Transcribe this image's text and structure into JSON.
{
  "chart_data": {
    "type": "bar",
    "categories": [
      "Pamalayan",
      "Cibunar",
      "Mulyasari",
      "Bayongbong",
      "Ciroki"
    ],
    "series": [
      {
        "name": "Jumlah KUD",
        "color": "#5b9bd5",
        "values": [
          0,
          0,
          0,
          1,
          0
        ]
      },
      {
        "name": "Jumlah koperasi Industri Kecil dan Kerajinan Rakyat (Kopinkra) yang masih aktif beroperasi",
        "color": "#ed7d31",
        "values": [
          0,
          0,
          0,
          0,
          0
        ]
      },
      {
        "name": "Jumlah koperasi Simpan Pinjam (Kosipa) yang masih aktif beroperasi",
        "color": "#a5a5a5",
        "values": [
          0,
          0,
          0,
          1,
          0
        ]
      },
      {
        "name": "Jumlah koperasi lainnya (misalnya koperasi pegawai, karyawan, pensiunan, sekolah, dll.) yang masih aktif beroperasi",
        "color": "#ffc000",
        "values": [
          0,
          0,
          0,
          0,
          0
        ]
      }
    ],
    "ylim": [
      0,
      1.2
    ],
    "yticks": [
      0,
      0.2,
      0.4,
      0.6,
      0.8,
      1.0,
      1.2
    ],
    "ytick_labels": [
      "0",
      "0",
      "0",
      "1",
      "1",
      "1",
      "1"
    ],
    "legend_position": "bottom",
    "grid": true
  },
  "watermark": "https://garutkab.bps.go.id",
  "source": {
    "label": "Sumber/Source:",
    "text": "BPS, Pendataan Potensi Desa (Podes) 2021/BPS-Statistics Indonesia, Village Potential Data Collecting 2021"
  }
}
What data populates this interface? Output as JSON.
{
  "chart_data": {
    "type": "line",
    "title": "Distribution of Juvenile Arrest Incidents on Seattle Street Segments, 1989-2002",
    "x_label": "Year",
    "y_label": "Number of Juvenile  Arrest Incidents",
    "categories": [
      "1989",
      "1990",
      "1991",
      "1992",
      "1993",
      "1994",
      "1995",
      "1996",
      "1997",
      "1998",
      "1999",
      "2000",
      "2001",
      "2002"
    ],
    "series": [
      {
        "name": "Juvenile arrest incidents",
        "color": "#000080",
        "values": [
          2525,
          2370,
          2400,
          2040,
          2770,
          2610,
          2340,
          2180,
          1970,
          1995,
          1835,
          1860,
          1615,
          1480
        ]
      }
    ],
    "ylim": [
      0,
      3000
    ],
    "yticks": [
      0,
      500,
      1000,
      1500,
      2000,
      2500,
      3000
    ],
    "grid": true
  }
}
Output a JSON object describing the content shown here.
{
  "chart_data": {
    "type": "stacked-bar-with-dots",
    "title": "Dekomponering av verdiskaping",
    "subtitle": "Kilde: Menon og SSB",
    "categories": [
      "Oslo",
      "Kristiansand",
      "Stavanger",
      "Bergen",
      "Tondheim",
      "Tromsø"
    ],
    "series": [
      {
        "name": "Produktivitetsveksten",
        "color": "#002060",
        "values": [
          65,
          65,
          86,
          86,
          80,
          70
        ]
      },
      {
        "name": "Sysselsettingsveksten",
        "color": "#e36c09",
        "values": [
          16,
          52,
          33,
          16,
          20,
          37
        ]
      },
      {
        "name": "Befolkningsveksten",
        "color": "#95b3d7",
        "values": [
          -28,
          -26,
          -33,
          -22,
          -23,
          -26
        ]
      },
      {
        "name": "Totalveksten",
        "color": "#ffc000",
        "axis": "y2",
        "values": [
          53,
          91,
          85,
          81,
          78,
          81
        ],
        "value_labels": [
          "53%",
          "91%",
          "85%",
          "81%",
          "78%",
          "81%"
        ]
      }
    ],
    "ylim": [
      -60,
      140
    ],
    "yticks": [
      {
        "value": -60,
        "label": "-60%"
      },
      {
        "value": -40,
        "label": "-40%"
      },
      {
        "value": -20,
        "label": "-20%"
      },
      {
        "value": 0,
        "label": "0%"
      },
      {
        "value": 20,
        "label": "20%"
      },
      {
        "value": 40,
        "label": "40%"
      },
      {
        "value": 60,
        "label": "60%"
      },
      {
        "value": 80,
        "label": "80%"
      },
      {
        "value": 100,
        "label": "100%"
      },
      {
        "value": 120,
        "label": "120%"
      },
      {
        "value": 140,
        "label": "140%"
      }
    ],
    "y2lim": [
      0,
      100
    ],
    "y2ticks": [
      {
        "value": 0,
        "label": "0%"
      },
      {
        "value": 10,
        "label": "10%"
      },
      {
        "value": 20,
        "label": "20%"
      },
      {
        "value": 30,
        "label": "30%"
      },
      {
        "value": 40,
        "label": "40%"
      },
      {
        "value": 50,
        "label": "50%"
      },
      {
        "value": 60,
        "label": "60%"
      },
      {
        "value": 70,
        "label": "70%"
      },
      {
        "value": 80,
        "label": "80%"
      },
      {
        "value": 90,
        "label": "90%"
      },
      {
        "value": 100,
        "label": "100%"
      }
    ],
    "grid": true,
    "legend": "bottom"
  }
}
......
→ EXERCISE PROMPT:
Restate each record word for word.

→ RESULT BELOW:
Transcribe this image's text and structure into JSON.
{
  "chart_data": {
    "type": "bar",
    "categories": [
      "Pamalayan",
      "Cibunar",
      "Mulyasari",
      "Bayongbong",
      "Ciroki"
    ],
    "series": [
      {
        "name": "Jumlah KUD",
        "color": "#5b9bd5",
        "values": [
          0,
          0,
          0,
          1,
          0
        ]
      },
      {
        "name": "Jumlah koperasi Industri Kecil dan Kerajinan Rakyat (Kopinkra) yang masih aktif beroperasi",
        "color": "#ed7d31",
        "values": [
          0,
          0,
          0,
          0,
          0
        ]
      },
      {
        "name": "Jumlah koperasi Simpan Pinjam (Kosipa) yang masih aktif beroperasi",
        "color": "#a5a5a5",
        "values": [
          0,
          0,
          0,
          1,
          0
        ]
      },
      {
        "name": "Jumlah koperasi lainnya (misalnya koperasi pegawai, karyawan, pensiunan, sekolah, dll.) yang masih aktif beroperasi",
        "color": "#ffc000",
        "values": [
          0,
          0,
          0,
          0,
          0
        ]
      }
    ],
    "ylim": [
      0,
      1.2
    ],
    "yticks": [
      0,
      0.2,
      0.4,
      0.6,
      0.8,
      1.0,
      1.2
    ],
    "ytick_labels": [
      "0",
      "0",
      "0",
      "1",
      "1",
      "1",
      "1"
    ],
    "legend_position": "bottom",
    "grid": true
  },
  "watermark": "https://garutkab.bps.go.id",
  "source": {
    "label": "Sumber/Source:",
    "text": "BPS, Pendataan Potensi Desa (Podes) 2021/BPS-Statistics Indonesia, Village Potential Data Collecting 2021"
  }
}
What data populates this interface? Output as JSON.
{
  "chart_data": {
    "type": "line",
    "title": "Distribution of Juvenile Arrest Incidents on Seattle Street Segments, 1989-2002",
    "x_label": "Year",
    "y_label": "Number of Juvenile  Arrest Incidents",
    "categories": [
      "1989",
      "1990",
      "1991",
      "1992",
      "1993",
      "1994",
      "1995",
      "1996",
      "1997",
      "1998",
      "1999",
      "2000",
      "2001",
      "2002"
    ],
    "series": [
      {
        "name": "Juvenile arrest incidents",
        "color": "#000080",
        "values": [
          2525,
          2370,
          2400,
          2040,
          2770,
          2610,
          2340,
          2180,
          1970,
          1995,
          1835,
          1860,
          1615,
          1480
        ]
      }
    ],
    "ylim": [
      0,
      3000
    ],
    "yticks": [
      0,
      500,
      1000,
      1500,
      2000,
      2500,
      3000
    ],
    "grid": true
  }
}
Output a JSON object describing the content shown here.
{
  "chart_data": {
    "type": "stacked-bar-with-dots",
    "title": "Dekomponering av verdiskaping",
    "subtitle": "Kilde: Menon og SSB",
    "categories": [
      "Oslo",
      "Kristiansand",
      "Stavanger",
      "Bergen",
      "Tondheim",
      "Tromsø"
    ],
    "series": [
      {
        "name": "Produktivitetsveksten",
        "color": "#002060",
        "values": [
          65,
          65,
          86,
          86,
          80,
          70
        ]
      },
      {
        "name": "Sysselsettingsveksten",
        "color": "#e36c09",
        "values": [
          16,
          52,
          33,
          16,
          20,
          37
        ]
      },
      {
        "name": "Befolkningsveksten",
        "color": "#95b3d7",
        "values": [
          -28,
          -26,
          -33,
          -22,
          -23,
          -26
        ]
      },
      {
        "name": "Totalveksten",
        "color": "#ffc000",
        "axis": "y2",
        "values": [
          53,
          91,
          85,
          81,
          78,
          81
        ],
        "value_labels": [
          "53%",
          "91%",
          "85%",
          "81%",
          "78%",
          "81%"
        ]
      }
    ],
    "ylim": [
      -60,
      140
    ],
    "yticks": [
      {
        "value": -60,
        "label": "-60%"
      },
      {
        "value": -40,
        "label": "-40%"
      },
      {
        "value": -20,
        "label": "-20%"
      },
      {
        "value": 0,
        "label": "0%"
      },
      {
        "value": 20,
        "label": "20%"
      },
      {
        "value": 40,
        "label": "40%"
      },
      {
        "value": 60,
        "label": "60%"
      },
      {
        "value": 80,
        "label": "80%"
      },
      {
        "value": 100,
        "label": "100%"
      },
      {
        "value": 120,
        "label": "120%"
      },
      {
        "value": 140,
        "label": "140%"
      }
    ],
    "y2lim": [
      0,
      100
    ],
    "y2ticks": [
      {
        "value": 0,
        "label": "0%"
      },
      {
        "value": 10,
        "label": "10%"
      },
      {
        "value": 20,
        "label": "20%"
      },
      {
        "value": 30,
        "label": "30%"
      },
      {
        "value": 40,
        "label": "40%"
      },
      {
        "value": 50,
        "label": "50%"
      },
      {
        "value": 60,
        "label": "60%"
      },
      {
        "value": 70,
        "label": "70%"
      },
      {
        "value": 80,
        "label": "80%"
      },
      {
        "value": 90,
        "label": "90%"
      },
      {
        "value": 100,
        "label": "100%"
      }
    ],
    "grid": true,
    "legend": "bottom"
  }
}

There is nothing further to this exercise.